> [Material for this exercise]:

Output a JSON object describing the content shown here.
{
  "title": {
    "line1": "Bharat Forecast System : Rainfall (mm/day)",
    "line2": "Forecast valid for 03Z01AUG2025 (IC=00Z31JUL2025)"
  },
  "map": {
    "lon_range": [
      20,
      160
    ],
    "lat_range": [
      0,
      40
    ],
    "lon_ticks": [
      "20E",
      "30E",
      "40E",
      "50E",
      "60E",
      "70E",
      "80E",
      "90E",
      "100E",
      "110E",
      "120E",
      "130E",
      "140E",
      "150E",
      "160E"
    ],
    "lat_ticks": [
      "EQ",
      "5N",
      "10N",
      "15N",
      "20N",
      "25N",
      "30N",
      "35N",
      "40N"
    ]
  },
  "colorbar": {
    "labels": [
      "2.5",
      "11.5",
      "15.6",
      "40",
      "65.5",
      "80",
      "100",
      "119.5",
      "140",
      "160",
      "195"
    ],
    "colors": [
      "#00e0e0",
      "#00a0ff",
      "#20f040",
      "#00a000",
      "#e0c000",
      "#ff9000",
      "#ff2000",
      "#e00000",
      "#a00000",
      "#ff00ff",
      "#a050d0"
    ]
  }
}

> [Problem statement]: Copy out every entry again, exactly as it was given.

> [Right answer]:
Output a JSON object describing the content shown here.
{
  "title": {
    "line1": "Bharat Forecast System : Rainfall (mm/day)",
    "line2": "Forecast valid for 03Z01AUG2025 (IC=00Z31JUL2025)"
  },
  "map": {
    "lon_range": [
      20,
      160
    ],
    "lat_range": [
      0,
      40
    ],
    "lon_ticks": [
      "20E",
      "30E",
      "40E",
      "50E",
      "60E",
      "70E",
      "80E",
      "90E",
      "100E",
      "110E",
      "120E",
      "130E",
      "140E",
      "150E",
      "160E"
    ],
    "lat_ticks": [
      "EQ",
      "5N",
      "10N",
      "15N",
      "20N",
      "25N",
      "30N",
      "35N",
      "40N"
    ]
  },
  "colorbar": {
    "labels": [
      "2.5",
      "11.5",
      "15.6",
      "40",
      "65.5",
      "80",
      "100",
      "119.5",
      "140",
      "160",
      "195"
    ],
    "colors": [
      "#00e0e0",
      "#00a0ff",
      "#20f040",
      "#00a000",
      "#e0c000",
      "#ff9000",
      "#ff2000",
      "#e00000",
      "#a00000",
      "#ff00ff",
      "#a050d0"
    ]
  }
}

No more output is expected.